Extracted data entries:
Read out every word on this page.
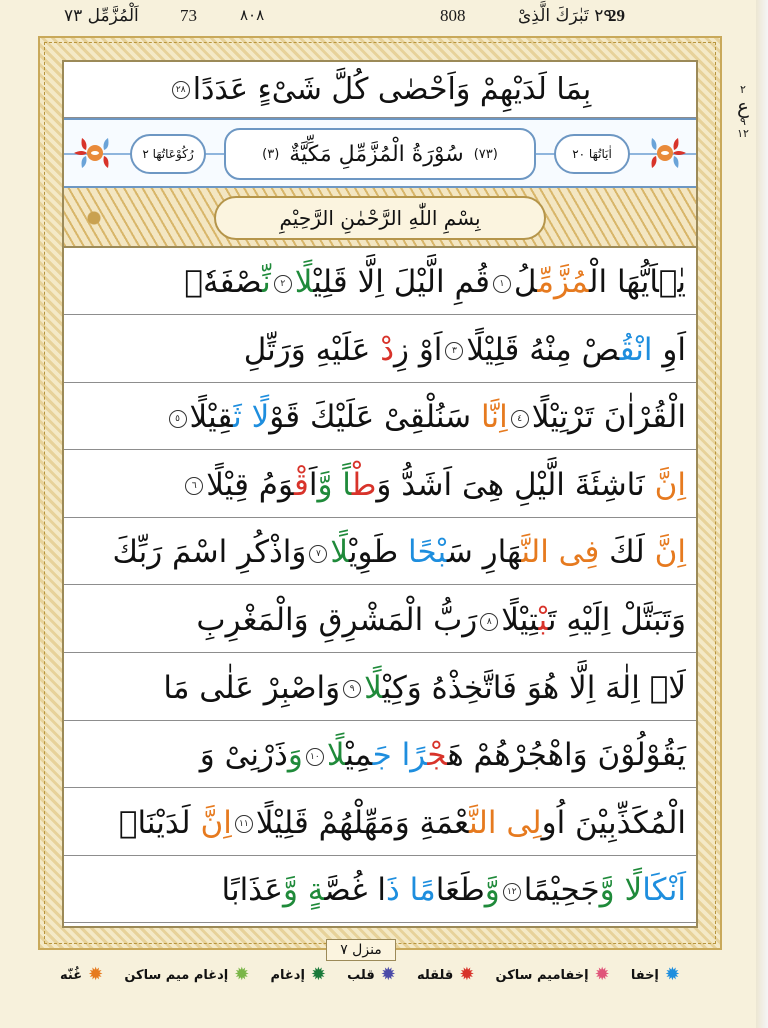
اَلْمُزَّمِّل ٧٣ 73	٨٠٨	808	٢٩ تَبٰرَكَ الَّذِىْ
29
٢
ع
٩
١٢
بِمَا لَدَيْهِمْ وَاَحْصٰى كُلَّ شَىْءٍ عَدَدًا
٢٨
رُكُوْعَاتُهَا ٢	(٧٣)
سُوْرَةُ الْمُزَّمِّلِ مَكِّيَّةٌ
(٣)	اٰيَاتُهَا ٢٠
بِسْمِ اللّٰهِ الرَّحْمٰنِ الرَّحِيْمِ
يٰۤاَيُّهَا الْمُزَّمِّلُ١قُمِ الَّيْلَ اِلَّا قَلِيْلًا٢نِّصْفَهٗۤ
اَوِ انْقُصْ مِنْهُ قَلِيْلًا٣اَوْ زِدْ عَلَيْهِ وَرَتِّلِ
الْقُرْاٰنَ تَرْتِيْلًا٤اِنَّا سَنُلْقِىْ عَلَيْكَ قَوْلًا ثَقِيْلًا٥
اِنَّ نَاشِئَةَ الَّيْلِ هِىَ اَشَدُّ وَطْاً وَّاَقْوَمُ قِيْلًا٦
اِنَّ لَكَ فِى النَّهَارِ سَبْحًا طَوِيْلًا٧وَاذْكُرِ اسْمَ رَبِّكَ
وَتَبَتَّلْ اِلَيْهِ تَبْتِيْلًا٨رَبُّ الْمَشْرِقِ وَالْمَغْرِبِ
لَاۤ اِلٰهَ اِلَّا هُوَ فَاتَّخِذْهُ وَكِيْلًا٩وَاصْبِرْ عَلٰى مَا
يَقُوْلُوْنَ وَاهْجُرْهُمْ هَجْرًا جَمِيْلًا١٠وَذَرْنِىْ وَ
الْمُكَذِّبِيْنَ اُولِى النَّعْمَةِ وَمَهِّلْهُمْ قَلِيْلًا١١اِنَّ لَدَيْنَاۤ
اَنْكَالًا وَّجَحِيْمًا١٢وَّطَعَامًا ذَا غُصَّةٍ وَّعَذَابًا
منزل ٧
✹
إخفا
✹
إخفاميم ساكن
✹
قلقله
✹
قلب
✹
إدغام
✹
إدغام ميم ساكن
✹
غُنّه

(Task instructions)
Could you repeat all of the material exactly? Pictures should not be copied.

(Right answer)
Read out every word on this page.
اَلْمُزَّمِّل ٧٣ 73	٨٠٨	808	٢٩ تَبٰرَكَ الَّذِىْ
29
٢
ع
٩
١٢
بِمَا لَدَيْهِمْ وَاَحْصٰى كُلَّ شَىْءٍ عَدَدًا
٢٨
رُكُوْعَاتُهَا ٢	(٧٣)
سُوْرَةُ الْمُزَّمِّلِ مَكِّيَّةٌ
(٣)	اٰيَاتُهَا ٢٠
بِسْمِ اللّٰهِ الرَّحْمٰنِ الرَّحِيْمِ
يٰۤاَيُّهَا الْمُزَّمِّلُ١قُمِ الَّيْلَ اِلَّا قَلِيْلًا٢نِّصْفَهٗۤ
اَوِ انْقُصْ مِنْهُ قَلِيْلًا٣اَوْ زِدْ عَلَيْهِ وَرَتِّلِ
الْقُرْاٰنَ تَرْتِيْلًا٤اِنَّا سَنُلْقِىْ عَلَيْكَ قَوْلًا ثَقِيْلًا٥
اِنَّ نَاشِئَةَ الَّيْلِ هِىَ اَشَدُّ وَطْاً وَّاَقْوَمُ قِيْلًا٦
اِنَّ لَكَ فِى النَّهَارِ سَبْحًا طَوِيْلًا٧وَاذْكُرِ اسْمَ رَبِّكَ
وَتَبَتَّلْ اِلَيْهِ تَبْتِيْلًا٨رَبُّ الْمَشْرِقِ وَالْمَغْرِبِ
لَاۤ اِلٰهَ اِلَّا هُوَ فَاتَّخِذْهُ وَكِيْلًا٩وَاصْبِرْ عَلٰى مَا
يَقُوْلُوْنَ وَاهْجُرْهُمْ هَجْرًا جَمِيْلًا١٠وَذَرْنِىْ وَ
الْمُكَذِّبِيْنَ اُولِى النَّعْمَةِ وَمَهِّلْهُمْ قَلِيْلًا١١اِنَّ لَدَيْنَاۤ
اَنْكَالًا وَّجَحِيْمًا١٢وَّطَعَامًا ذَا غُصَّةٍ وَّعَذَابًا
منزل ٧
✹
إخفا
✹
إخفاميم ساكن
✹
قلقله
✹
قلب
✹
إدغام
✹
إدغام ميم ساكن
✹
غُنّه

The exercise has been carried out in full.